### SOURCE EXTRACT
DEAR JERRY: Among my late father's belongings, which I now have, is a box of old records.
Several are 10-inch 78 rpms, which I have no way to play. That's okay, since most are names I recognize, such as Louis Armstrong, Bing Crosby, Billie Holiday, Perry Como, and others of that era.
One disc that has me curious is “The Flemington Kidnapping” (Perfect 13124) by Floyd Carter, a name unknown to me. Is he one of the legendary Carter Family?
With such an unusual title I'm wondering if there is an interesting story behind it. Who is Flemington? Was he or she really kidnapped?
Max Adelma, Chicago
DEAR MAX: The Carter Family tree has many branches, though Floyd is not among their offspring.
I'd say the real life inspiration behind “The Flemington Kidnapping Trial” (full title) would be every bit as interesting in 1935 as, say, the O.J. Simpson trial 60 years later.
Though historians often refer to both as the Trial of the Century, it would be more accurate to declare each as the trial of its half of the century.

### TASKS AND EXERCISES
1 - Name every recording artist that the letter in the record-collecting column lists as a familiar name.
2 - Print the record-collecting column from "With such an" to "60 years later.".
The records have no connection to the column and come from a different source.

### RAW RECORDS

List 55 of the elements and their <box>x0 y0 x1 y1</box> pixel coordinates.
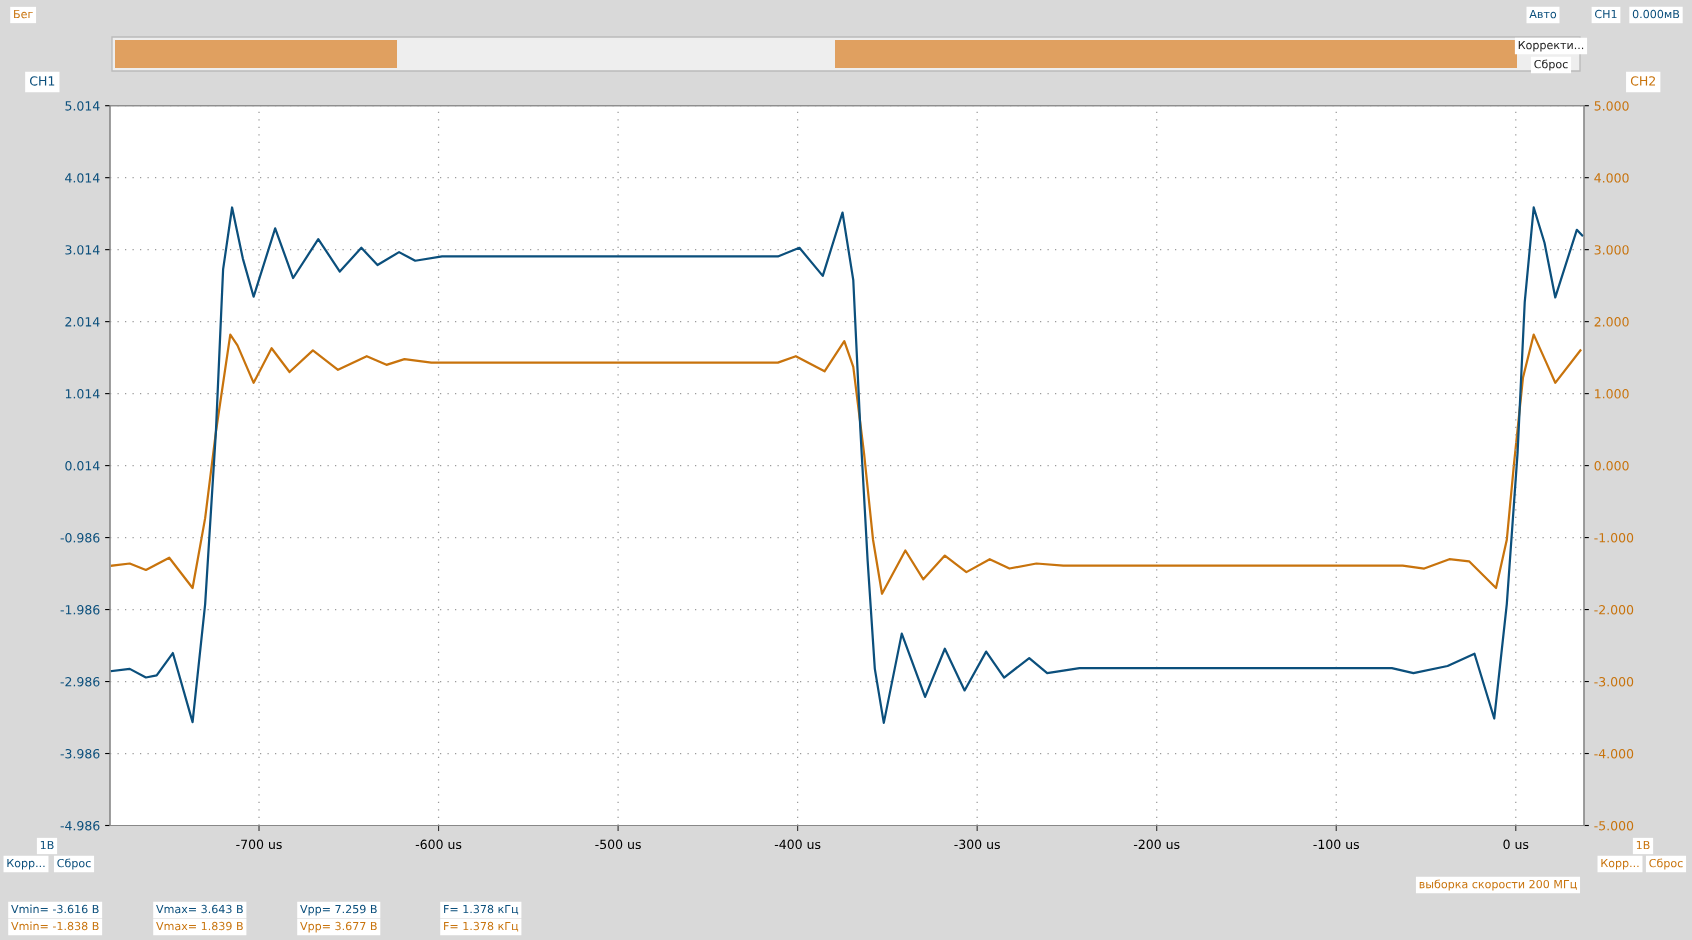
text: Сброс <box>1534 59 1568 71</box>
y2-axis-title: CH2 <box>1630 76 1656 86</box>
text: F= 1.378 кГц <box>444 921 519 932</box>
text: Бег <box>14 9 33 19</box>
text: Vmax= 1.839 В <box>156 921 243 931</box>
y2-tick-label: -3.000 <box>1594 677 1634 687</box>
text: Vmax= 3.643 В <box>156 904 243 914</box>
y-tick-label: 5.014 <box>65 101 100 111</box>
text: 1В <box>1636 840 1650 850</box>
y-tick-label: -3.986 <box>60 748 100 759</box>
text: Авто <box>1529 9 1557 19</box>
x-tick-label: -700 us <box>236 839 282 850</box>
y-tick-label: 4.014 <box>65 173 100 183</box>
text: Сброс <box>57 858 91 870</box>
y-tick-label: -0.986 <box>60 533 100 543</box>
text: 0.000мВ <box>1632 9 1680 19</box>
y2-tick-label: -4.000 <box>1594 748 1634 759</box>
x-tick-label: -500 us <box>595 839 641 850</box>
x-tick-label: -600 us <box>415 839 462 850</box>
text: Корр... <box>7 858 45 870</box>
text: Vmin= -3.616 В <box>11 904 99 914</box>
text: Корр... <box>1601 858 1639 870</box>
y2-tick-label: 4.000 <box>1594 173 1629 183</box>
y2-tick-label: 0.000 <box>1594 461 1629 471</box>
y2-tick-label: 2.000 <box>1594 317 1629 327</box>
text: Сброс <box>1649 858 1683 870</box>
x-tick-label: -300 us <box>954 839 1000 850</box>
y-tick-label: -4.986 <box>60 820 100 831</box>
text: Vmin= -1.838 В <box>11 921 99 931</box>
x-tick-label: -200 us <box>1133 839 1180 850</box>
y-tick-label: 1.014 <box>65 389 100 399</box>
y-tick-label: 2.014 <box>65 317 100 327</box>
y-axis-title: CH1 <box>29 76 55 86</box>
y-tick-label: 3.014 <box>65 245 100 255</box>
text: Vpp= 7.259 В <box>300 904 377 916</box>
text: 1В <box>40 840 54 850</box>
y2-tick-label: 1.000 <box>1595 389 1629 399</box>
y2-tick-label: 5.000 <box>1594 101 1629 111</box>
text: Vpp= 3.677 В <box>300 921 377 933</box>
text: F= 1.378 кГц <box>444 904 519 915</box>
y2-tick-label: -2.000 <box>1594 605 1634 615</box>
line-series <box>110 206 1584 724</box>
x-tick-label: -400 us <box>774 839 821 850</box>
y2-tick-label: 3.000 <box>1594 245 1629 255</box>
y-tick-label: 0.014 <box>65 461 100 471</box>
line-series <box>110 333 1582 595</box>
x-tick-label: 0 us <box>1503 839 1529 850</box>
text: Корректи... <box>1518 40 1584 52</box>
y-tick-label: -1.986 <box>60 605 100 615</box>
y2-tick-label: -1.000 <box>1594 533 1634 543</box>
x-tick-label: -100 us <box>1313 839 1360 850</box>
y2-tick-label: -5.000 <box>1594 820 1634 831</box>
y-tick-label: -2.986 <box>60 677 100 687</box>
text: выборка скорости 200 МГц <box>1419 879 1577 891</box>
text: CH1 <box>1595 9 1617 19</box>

### PER-TASK OUTPUTS
1 - Louis Armstrong, Bing Crosby, Billie Holiday, Perry Como

2 -
With such an unusual title I'm wondering if there is an interesting story behind it. Who is Flemington? Was he or she really kidnapped?
Max Adelma, Chicago
DEAR MAX: The Carter Family tree has many branches, though Floyd is not among their offspring.
I'd say the real life inspiration behind “The Flemington Kidnapping Trial” (full title) would be every bit as interesting in 1935 as, say, the O.J. Simpson trial 60 years later.